* _DATA FOR THIS TASK_
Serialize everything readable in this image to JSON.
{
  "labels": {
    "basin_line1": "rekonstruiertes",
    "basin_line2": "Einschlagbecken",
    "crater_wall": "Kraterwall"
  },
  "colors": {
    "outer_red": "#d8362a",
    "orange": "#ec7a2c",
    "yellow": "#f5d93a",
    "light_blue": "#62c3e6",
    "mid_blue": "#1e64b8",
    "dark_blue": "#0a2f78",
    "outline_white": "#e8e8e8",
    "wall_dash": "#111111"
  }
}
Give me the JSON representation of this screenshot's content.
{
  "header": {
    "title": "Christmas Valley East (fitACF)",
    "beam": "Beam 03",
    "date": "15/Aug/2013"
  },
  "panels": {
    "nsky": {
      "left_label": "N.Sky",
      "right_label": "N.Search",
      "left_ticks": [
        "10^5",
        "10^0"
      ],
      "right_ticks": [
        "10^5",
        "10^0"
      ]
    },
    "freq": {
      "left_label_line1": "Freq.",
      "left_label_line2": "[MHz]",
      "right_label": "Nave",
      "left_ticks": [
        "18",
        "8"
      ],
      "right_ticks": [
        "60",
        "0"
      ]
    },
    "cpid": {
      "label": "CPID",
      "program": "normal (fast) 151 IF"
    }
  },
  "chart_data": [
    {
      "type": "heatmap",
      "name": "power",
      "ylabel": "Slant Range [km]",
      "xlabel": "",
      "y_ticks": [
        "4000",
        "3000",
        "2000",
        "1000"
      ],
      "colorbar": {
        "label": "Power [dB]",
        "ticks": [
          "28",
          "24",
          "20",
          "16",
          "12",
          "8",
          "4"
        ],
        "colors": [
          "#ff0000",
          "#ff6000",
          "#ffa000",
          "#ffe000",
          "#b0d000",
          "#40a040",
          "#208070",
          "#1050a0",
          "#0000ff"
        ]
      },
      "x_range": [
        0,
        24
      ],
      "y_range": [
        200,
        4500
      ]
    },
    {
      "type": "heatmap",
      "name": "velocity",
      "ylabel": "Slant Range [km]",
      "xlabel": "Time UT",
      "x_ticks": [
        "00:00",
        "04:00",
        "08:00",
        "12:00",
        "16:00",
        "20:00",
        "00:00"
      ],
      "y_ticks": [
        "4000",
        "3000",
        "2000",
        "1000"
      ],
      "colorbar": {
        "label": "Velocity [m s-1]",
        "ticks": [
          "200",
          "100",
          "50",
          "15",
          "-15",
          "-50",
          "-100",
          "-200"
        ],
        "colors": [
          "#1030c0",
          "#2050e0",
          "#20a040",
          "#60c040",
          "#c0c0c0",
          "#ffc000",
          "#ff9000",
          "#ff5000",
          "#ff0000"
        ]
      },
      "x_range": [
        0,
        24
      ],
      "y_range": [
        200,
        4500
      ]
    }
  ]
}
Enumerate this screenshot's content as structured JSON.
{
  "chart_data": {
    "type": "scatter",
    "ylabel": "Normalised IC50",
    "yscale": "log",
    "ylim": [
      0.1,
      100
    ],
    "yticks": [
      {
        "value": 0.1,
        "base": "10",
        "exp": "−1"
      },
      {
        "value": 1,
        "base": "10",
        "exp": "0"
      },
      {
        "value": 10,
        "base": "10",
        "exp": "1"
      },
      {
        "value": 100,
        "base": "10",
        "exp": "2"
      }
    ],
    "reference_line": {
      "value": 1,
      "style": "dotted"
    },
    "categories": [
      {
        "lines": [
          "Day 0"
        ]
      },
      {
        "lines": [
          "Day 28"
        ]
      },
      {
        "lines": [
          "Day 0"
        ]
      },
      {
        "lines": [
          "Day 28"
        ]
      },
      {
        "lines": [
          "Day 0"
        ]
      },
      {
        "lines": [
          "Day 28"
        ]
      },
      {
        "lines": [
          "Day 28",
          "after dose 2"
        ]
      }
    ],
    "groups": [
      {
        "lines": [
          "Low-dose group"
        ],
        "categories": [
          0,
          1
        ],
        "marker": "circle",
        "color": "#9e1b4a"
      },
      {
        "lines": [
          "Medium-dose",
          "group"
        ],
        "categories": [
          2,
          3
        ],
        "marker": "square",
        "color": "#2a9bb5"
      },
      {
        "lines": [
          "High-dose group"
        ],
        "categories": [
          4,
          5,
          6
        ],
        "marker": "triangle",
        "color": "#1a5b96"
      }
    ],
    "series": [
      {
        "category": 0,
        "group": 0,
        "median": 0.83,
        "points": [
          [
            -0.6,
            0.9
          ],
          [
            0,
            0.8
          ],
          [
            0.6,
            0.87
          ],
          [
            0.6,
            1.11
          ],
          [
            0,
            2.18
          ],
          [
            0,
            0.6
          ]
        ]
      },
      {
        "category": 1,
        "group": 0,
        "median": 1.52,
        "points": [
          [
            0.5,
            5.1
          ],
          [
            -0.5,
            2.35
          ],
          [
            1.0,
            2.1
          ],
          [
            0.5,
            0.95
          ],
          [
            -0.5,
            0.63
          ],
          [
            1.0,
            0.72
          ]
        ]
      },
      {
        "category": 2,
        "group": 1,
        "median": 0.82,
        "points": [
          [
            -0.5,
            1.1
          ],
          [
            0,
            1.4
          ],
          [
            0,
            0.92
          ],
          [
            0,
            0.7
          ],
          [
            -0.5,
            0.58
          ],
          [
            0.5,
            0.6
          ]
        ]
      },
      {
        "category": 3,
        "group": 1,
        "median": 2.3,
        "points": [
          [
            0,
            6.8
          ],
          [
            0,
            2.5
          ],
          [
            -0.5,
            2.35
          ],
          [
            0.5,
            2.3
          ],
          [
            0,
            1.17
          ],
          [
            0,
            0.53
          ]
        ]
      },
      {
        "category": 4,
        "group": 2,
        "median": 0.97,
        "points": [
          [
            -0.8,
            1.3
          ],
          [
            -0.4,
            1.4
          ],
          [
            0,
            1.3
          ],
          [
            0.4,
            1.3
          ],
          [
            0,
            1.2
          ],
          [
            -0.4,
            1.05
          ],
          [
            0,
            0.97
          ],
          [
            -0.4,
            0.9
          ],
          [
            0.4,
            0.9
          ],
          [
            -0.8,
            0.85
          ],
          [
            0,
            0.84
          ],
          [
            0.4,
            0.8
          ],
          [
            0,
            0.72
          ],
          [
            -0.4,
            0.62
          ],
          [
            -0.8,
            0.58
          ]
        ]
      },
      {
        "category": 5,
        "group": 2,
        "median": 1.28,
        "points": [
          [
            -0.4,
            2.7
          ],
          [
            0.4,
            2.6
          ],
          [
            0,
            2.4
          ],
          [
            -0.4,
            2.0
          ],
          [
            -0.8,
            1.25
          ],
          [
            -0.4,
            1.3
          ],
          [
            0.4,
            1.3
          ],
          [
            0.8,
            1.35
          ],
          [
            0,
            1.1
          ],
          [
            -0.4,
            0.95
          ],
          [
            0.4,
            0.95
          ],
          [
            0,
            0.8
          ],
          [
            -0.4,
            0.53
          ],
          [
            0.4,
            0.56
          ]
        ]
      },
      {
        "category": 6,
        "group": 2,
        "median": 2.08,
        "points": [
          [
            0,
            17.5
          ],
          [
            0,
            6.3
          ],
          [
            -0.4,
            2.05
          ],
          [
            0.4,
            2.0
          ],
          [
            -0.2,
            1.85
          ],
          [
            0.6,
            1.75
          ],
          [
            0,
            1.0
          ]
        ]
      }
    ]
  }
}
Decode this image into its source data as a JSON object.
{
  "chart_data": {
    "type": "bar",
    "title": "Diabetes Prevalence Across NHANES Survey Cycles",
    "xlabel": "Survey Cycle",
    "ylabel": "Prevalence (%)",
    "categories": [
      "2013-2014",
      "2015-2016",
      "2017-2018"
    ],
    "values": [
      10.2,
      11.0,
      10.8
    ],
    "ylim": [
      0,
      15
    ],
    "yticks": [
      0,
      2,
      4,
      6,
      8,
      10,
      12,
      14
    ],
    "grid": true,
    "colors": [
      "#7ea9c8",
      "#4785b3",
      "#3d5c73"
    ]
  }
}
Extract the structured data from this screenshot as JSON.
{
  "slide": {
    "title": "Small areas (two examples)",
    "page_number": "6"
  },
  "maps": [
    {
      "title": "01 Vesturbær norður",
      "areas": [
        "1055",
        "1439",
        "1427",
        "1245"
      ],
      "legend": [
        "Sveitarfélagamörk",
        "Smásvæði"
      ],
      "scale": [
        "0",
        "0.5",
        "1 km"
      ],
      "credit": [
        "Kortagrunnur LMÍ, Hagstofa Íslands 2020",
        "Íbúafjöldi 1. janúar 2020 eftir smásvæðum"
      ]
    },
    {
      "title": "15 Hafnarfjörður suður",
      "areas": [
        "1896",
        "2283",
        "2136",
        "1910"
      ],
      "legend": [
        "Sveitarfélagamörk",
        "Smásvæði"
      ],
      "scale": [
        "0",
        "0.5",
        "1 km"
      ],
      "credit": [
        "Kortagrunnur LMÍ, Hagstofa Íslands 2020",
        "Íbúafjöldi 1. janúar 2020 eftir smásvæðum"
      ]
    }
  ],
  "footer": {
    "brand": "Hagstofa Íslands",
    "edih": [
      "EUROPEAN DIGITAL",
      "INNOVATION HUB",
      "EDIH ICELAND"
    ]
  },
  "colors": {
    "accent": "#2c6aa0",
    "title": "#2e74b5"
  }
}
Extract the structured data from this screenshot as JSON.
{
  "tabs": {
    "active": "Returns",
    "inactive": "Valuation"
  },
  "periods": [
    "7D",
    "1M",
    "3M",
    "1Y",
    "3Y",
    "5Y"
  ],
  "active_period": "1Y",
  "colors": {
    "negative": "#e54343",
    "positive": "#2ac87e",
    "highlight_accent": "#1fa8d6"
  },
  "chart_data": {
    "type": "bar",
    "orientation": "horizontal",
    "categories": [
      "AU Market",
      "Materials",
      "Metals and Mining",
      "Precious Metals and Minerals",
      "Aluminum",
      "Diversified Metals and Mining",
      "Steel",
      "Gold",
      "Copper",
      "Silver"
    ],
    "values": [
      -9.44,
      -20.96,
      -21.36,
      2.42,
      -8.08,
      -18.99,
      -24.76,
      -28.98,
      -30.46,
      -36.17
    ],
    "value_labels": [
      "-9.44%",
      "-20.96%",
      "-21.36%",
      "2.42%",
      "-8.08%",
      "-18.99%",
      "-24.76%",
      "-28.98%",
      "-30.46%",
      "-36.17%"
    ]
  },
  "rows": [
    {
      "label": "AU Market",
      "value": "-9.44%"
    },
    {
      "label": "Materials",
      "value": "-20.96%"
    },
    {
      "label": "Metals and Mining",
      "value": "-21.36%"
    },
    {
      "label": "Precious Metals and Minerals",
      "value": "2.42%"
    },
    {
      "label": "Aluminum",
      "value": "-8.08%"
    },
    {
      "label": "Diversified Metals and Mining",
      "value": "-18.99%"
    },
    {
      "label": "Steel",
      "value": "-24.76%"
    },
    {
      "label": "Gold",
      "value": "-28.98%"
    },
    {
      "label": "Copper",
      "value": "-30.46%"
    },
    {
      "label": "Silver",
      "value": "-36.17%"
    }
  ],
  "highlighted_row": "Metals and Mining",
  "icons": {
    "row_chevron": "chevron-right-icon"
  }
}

* _WHAT NEEDS TO BE DONE_
Give the number of lines above that hold the word "Minerals", and nothing more.

* _EXERCISE RESULT_
2